> [WHAT IS BEING ASKED] With the pictures left out, copy the listing below exactly.

***

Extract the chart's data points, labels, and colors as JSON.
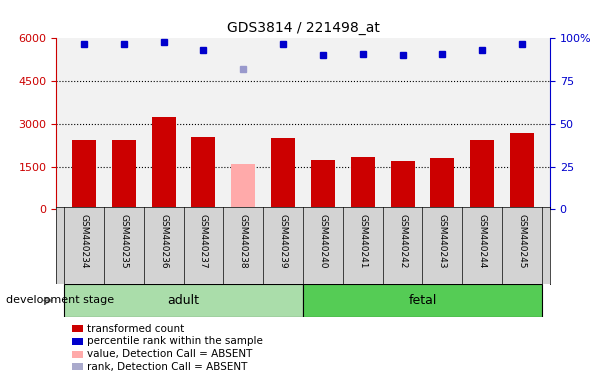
{
  "title": "GDS3814 / 221498_at",
  "samples": [
    "GSM440234",
    "GSM440235",
    "GSM440236",
    "GSM440237",
    "GSM440238",
    "GSM440239",
    "GSM440240",
    "GSM440241",
    "GSM440242",
    "GSM440243",
    "GSM440244",
    "GSM440245"
  ],
  "bar_values": [
    2450,
    2430,
    3250,
    2550,
    1600,
    2520,
    1720,
    1850,
    1700,
    1800,
    2430,
    2680
  ],
  "bar_colors": [
    "#cc0000",
    "#cc0000",
    "#cc0000",
    "#cc0000",
    "#ffaaaa",
    "#cc0000",
    "#cc0000",
    "#cc0000",
    "#cc0000",
    "#cc0000",
    "#cc0000",
    "#cc0000"
  ],
  "percentile_values": [
    97,
    97,
    98,
    93,
    82,
    97,
    90,
    91,
    90,
    91,
    93,
    97
  ],
  "percentile_colors": [
    "#0000cc",
    "#0000cc",
    "#0000cc",
    "#0000cc",
    "#9999cc",
    "#0000cc",
    "#0000cc",
    "#0000cc",
    "#0000cc",
    "#0000cc",
    "#0000cc",
    "#0000cc"
  ],
  "ylim_left": [
    0,
    6000
  ],
  "ylim_right": [
    0,
    100
  ],
  "yticks_left": [
    0,
    1500,
    3000,
    4500,
    6000
  ],
  "yticks_right": [
    0,
    25,
    50,
    75,
    100
  ],
  "groups": [
    {
      "label": "adult",
      "start": 0,
      "end": 5,
      "color": "#aaddaa"
    },
    {
      "label": "fetal",
      "start": 6,
      "end": 11,
      "color": "#55cc55"
    }
  ],
  "group_label_prefix": "development stage",
  "legend_items": [
    {
      "label": "transformed count",
      "color": "#cc0000"
    },
    {
      "label": "percentile rank within the sample",
      "color": "#0000cc"
    },
    {
      "label": "value, Detection Call = ABSENT",
      "color": "#ffaaaa"
    },
    {
      "label": "rank, Detection Call = ABSENT",
      "color": "#aaaacc"
    }
  ],
  "left_axis_color": "#cc0000",
  "right_axis_color": "#0000cc",
  "background_color": "#ffffff",
  "plot_bg_color": "#f2f2f2",
  "label_bg_color": "#d3d3d3"
}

***

> [RESPONSE FOR THIS EXERCISE]
Extract the chart's data points, labels, and colors as JSON.
{
  "title": "GDS3814 / 221498_at",
  "samples": [
    "GSM440234",
    "GSM440235",
    "GSM440236",
    "GSM440237",
    "GSM440238",
    "GSM440239",
    "GSM440240",
    "GSM440241",
    "GSM440242",
    "GSM440243",
    "GSM440244",
    "GSM440245"
  ],
  "bar_values": [
    2450,
    2430,
    3250,
    2550,
    1600,
    2520,
    1720,
    1850,
    1700,
    1800,
    2430,
    2680
  ],
  "bar_colors": [
    "#cc0000",
    "#cc0000",
    "#cc0000",
    "#cc0000",
    "#ffaaaa",
    "#cc0000",
    "#cc0000",
    "#cc0000",
    "#cc0000",
    "#cc0000",
    "#cc0000",
    "#cc0000"
  ],
  "percentile_values": [
    97,
    97,
    98,
    93,
    82,
    97,
    90,
    91,
    90,
    91,
    93,
    97
  ],
  "percentile_colors": [
    "#0000cc",
    "#0000cc",
    "#0000cc",
    "#0000cc",
    "#9999cc",
    "#0000cc",
    "#0000cc",
    "#0000cc",
    "#0000cc",
    "#0000cc",
    "#0000cc",
    "#0000cc"
  ],
  "ylim_left": [
    0,
    6000
  ],
  "ylim_right": [
    0,
    100
  ],
  "yticks_left": [
    0,
    1500,
    3000,
    4500,
    6000
  ],
  "yticks_right": [
    0,
    25,
    50,
    75,
    100
  ],
  "groups": [
    {
      "label": "adult",
      "start": 0,
      "end": 5,
      "color": "#aaddaa"
    },
    {
      "label": "fetal",
      "start": 6,
      "end": 11,
      "color": "#55cc55"
    }
  ],
  "group_label_prefix": "development stage",
  "legend_items": [
    {
      "label": "transformed count",
      "color": "#cc0000"
    },
    {
      "label": "percentile rank within the sample",
      "color": "#0000cc"
    },
    {
      "label": "value, Detection Call = ABSENT",
      "color": "#ffaaaa"
    },
    {
      "label": "rank, Detection Call = ABSENT",
      "color": "#aaaacc"
    }
  ],
  "left_axis_color": "#cc0000",
  "right_axis_color": "#0000cc",
  "background_color": "#ffffff",
  "plot_bg_color": "#f2f2f2",
  "label_bg_color": "#d3d3d3"
}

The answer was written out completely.